++++ Entries supplied
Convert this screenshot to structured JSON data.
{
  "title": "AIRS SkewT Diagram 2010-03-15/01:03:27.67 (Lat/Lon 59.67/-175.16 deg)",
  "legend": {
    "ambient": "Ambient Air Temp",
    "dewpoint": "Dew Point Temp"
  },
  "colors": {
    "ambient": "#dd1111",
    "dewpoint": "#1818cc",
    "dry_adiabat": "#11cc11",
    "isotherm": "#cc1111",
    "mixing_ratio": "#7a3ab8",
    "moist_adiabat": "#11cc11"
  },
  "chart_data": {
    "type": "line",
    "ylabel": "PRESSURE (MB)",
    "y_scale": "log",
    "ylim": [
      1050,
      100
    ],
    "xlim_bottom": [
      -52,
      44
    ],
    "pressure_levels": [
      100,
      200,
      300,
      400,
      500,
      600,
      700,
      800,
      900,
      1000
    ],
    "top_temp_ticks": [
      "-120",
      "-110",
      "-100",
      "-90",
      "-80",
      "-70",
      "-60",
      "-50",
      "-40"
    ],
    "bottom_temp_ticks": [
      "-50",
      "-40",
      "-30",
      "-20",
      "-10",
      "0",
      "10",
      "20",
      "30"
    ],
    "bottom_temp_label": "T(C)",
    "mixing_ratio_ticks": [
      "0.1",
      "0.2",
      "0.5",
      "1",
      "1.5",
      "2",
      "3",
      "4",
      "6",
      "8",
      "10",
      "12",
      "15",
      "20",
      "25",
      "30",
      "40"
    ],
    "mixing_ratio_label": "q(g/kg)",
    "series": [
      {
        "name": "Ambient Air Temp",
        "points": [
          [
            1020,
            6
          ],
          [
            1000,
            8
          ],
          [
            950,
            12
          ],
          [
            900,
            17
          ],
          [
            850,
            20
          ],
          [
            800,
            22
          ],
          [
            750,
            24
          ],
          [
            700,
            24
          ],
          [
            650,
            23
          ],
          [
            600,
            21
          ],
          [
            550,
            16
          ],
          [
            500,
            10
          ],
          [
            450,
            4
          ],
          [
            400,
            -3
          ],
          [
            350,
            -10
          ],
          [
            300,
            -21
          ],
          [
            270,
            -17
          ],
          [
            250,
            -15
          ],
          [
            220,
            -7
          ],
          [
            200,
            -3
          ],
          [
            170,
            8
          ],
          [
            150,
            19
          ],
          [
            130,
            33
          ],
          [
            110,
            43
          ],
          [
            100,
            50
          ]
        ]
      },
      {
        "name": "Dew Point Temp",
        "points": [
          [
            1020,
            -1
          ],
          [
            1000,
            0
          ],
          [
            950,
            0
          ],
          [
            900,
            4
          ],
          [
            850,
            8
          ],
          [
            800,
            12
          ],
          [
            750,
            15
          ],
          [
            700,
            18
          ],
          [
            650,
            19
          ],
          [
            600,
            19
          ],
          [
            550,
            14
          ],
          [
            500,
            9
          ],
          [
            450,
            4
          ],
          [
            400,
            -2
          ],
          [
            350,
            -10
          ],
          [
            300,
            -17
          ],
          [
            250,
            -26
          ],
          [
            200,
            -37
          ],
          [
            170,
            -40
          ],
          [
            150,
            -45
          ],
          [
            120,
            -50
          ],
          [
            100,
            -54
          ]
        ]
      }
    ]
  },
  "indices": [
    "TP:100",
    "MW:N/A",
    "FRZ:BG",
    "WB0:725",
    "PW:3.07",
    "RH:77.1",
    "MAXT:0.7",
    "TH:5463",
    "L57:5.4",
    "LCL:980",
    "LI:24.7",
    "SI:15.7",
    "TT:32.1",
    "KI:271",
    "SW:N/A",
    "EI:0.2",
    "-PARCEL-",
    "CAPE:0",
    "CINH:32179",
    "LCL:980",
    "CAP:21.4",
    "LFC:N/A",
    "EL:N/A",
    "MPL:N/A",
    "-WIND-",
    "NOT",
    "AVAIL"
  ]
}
++++++++
Exercise prompt: Output the entries exactly.

Written reply:
Convert this screenshot to structured JSON data.
{
  "title": "AIRS SkewT Diagram 2010-03-15/01:03:27.67 (Lat/Lon 59.67/-175.16 deg)",
  "legend": {
    "ambient": "Ambient Air Temp",
    "dewpoint": "Dew Point Temp"
  },
  "colors": {
    "ambient": "#dd1111",
    "dewpoint": "#1818cc",
    "dry_adiabat": "#11cc11",
    "isotherm": "#cc1111",
    "mixing_ratio": "#7a3ab8",
    "moist_adiabat": "#11cc11"
  },
  "chart_data": {
    "type": "line",
    "ylabel": "PRESSURE (MB)",
    "y_scale": "log",
    "ylim": [
      1050,
      100
    ],
    "xlim_bottom": [
      -52,
      44
    ],
    "pressure_levels": [
      100,
      200,
      300,
      400,
      500,
      600,
      700,
      800,
      900,
      1000
    ],
    "top_temp_ticks": [
      "-120",
      "-110",
      "-100",
      "-90",
      "-80",
      "-70",
      "-60",
      "-50",
      "-40"
    ],
    "bottom_temp_ticks": [
      "-50",
      "-40",
      "-30",
      "-20",
      "-10",
      "0",
      "10",
      "20",
      "30"
    ],
    "bottom_temp_label": "T(C)",
    "mixing_ratio_ticks": [
      "0.1",
      "0.2",
      "0.5",
      "1",
      "1.5",
      "2",
      "3",
      "4",
      "6",
      "8",
      "10",
      "12",
      "15",
      "20",
      "25",
      "30",
      "40"
    ],
    "mixing_ratio_label": "q(g/kg)",
    "series": [
      {
        "name": "Ambient Air Temp",
        "points": [
          [
            1020,
            6
          ],
          [
            1000,
            8
          ],
          [
            950,
            12
          ],
          [
            900,
            17
          ],
          [
            850,
            20
          ],
          [
            800,
            22
          ],
          [
            750,
            24
          ],
          [
            700,
            24
          ],
          [
            650,
            23
          ],
          [
            600,
            21
          ],
          [
            550,
            16
          ],
          [
            500,
            10
          ],
          [
            450,
            4
          ],
          [
            400,
            -3
          ],
          [
            350,
            -10
          ],
          [
            300,
            -21
          ],
          [
            270,
            -17
          ],
          [
            250,
            -15
          ],
          [
            220,
            -7
          ],
          [
            200,
            -3
          ],
          [
            170,
            8
          ],
          [
            150,
            19
          ],
          [
            130,
            33
          ],
          [
            110,
            43
          ],
          [
            100,
            50
          ]
        ]
      },
      {
        "name": "Dew Point Temp",
        "points": [
          [
            1020,
            -1
          ],
          [
            1000,
            0
          ],
          [
            950,
            0
          ],
          [
            900,
            4
          ],
          [
            850,
            8
          ],
          [
            800,
            12
          ],
          [
            750,
            15
          ],
          [
            700,
            18
          ],
          [
            650,
            19
          ],
          [
            600,
            19
          ],
          [
            550,
            14
          ],
          [
            500,
            9
          ],
          [
            450,
            4
          ],
          [
            400,
            -2
          ],
          [
            350,
            -10
          ],
          [
            300,
            -17
          ],
          [
            250,
            -26
          ],
          [
            200,
            -37
          ],
          [
            170,
            -40
          ],
          [
            150,
            -45
          ],
          [
            120,
            -50
          ],
          [
            100,
            -54
          ]
        ]
      }
    ]
  },
  "indices": [
    "TP:100",
    "MW:N/A",
    "FRZ:BG",
    "WB0:725",
    "PW:3.07",
    "RH:77.1",
    "MAXT:0.7",
    "TH:5463",
    "L57:5.4",
    "LCL:980",
    "LI:24.7",
    "SI:15.7",
    "TT:32.1",
    "KI:271",
    "SW:N/A",
    "EI:0.2",
    "-PARCEL-",
    "CAPE:0",
    "CINH:32179",
    "LCL:980",
    "CAP:21.4",
    "LFC:N/A",
    "EL:N/A",
    "MPL:N/A",
    "-WIND-",
    "NOT",
    "AVAIL"
  ]
}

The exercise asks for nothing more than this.